**SET TASK**:
Each line containing the word "nBends" must be reported.

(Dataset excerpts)
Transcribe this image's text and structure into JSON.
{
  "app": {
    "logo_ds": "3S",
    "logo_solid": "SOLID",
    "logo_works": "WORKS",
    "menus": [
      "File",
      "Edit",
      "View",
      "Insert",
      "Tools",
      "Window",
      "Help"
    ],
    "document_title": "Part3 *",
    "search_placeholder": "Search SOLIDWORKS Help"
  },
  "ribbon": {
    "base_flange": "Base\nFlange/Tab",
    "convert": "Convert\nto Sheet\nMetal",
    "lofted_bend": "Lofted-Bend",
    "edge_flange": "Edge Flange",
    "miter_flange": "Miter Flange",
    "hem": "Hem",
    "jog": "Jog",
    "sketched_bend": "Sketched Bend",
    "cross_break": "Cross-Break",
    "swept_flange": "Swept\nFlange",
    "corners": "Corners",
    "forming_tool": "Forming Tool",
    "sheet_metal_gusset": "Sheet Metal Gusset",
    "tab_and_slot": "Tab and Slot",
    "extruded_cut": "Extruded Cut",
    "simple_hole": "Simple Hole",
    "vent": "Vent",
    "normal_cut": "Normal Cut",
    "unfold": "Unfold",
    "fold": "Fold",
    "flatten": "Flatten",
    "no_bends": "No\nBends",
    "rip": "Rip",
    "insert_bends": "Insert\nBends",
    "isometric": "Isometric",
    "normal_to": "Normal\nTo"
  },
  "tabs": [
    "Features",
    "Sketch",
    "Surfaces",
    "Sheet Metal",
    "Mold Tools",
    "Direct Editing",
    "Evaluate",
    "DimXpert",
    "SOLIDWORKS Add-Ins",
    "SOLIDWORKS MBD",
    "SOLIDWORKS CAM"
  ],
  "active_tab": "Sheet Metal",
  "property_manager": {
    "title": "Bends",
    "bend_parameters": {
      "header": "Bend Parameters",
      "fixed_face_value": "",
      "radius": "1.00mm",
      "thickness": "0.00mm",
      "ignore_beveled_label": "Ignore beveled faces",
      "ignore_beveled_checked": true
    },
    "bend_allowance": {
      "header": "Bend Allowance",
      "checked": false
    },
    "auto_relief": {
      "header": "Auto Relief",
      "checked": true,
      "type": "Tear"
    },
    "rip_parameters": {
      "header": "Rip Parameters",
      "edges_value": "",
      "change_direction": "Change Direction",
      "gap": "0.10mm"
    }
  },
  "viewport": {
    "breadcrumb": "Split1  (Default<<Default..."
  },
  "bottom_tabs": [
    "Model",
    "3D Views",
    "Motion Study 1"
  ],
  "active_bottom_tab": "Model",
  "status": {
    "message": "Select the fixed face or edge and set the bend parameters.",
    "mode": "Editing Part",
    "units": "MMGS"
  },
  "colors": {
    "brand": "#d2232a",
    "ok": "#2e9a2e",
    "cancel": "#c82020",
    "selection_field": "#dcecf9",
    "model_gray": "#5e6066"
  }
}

---

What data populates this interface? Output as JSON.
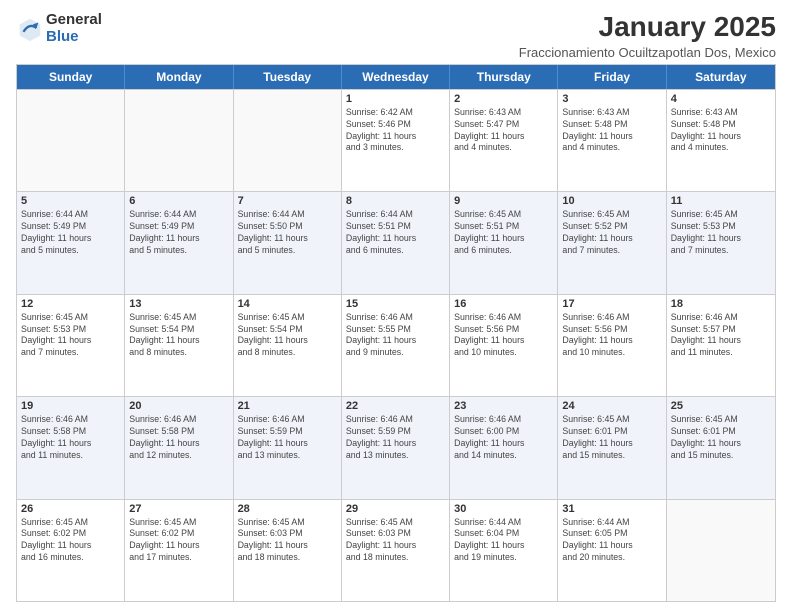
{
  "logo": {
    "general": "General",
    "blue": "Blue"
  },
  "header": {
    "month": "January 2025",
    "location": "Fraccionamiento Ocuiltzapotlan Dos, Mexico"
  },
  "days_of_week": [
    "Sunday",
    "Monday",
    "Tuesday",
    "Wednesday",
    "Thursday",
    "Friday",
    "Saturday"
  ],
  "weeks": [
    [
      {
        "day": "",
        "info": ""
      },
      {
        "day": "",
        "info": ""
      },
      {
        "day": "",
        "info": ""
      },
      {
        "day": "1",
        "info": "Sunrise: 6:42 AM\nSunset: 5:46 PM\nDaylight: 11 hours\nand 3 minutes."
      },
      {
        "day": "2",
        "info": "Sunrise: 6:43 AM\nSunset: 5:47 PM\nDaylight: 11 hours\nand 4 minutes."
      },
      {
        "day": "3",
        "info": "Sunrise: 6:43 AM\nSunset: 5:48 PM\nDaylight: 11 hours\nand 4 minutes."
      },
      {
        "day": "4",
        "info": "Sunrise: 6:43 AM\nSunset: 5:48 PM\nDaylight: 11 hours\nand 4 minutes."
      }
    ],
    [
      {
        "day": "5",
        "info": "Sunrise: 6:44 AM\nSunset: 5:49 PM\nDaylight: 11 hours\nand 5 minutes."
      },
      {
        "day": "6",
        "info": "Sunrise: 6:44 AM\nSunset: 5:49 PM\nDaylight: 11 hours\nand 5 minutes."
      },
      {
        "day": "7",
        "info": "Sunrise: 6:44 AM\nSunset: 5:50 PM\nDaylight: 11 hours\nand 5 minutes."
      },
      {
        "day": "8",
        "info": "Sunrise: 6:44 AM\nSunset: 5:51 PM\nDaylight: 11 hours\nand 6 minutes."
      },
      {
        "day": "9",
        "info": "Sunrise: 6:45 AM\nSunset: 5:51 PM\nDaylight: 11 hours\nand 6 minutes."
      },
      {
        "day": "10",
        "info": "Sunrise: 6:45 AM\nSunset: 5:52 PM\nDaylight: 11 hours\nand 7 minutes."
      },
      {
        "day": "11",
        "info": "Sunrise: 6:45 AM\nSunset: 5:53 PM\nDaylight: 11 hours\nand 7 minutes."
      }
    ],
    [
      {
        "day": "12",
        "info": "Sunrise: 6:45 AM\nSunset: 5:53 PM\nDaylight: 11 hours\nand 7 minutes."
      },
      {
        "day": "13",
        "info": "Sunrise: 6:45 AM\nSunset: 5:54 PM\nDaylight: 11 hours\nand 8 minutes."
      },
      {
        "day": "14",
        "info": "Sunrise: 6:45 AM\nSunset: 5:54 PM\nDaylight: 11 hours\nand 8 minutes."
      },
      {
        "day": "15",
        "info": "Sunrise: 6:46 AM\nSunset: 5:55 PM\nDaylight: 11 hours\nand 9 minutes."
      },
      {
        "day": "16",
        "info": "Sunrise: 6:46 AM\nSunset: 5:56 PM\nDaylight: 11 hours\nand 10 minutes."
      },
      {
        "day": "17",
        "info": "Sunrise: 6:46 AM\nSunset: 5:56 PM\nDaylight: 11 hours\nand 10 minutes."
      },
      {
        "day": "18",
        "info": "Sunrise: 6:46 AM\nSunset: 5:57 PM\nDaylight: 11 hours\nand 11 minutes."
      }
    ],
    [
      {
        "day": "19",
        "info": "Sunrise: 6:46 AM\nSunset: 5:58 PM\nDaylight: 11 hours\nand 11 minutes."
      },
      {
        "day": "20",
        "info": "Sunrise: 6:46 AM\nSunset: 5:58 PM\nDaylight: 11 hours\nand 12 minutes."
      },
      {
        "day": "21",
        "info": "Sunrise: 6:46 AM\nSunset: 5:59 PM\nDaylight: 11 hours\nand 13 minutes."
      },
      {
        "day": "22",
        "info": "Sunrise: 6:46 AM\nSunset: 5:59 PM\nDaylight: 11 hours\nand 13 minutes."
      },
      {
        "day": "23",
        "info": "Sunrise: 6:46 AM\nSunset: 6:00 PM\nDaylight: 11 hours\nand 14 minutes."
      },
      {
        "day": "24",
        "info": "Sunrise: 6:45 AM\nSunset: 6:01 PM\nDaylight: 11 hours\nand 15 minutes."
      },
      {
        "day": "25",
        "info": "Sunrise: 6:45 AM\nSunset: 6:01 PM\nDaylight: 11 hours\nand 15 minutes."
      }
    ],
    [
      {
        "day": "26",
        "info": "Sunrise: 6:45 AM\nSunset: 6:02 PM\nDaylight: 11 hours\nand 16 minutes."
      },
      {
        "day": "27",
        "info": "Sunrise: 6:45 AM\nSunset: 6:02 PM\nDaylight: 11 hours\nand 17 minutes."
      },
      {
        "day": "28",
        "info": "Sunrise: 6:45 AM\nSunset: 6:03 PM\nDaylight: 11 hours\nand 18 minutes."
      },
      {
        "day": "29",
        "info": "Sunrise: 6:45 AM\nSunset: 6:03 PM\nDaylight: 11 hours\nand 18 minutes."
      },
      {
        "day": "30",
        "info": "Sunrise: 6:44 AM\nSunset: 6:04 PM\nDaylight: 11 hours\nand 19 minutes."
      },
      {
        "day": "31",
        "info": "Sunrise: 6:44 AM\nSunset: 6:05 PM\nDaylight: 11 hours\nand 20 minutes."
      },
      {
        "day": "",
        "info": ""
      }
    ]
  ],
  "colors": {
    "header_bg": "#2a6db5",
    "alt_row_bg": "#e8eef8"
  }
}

**ANSWER IN FULL**:
    "no_bends": "No\nBends",
    "insert_bends": "Insert\nBends",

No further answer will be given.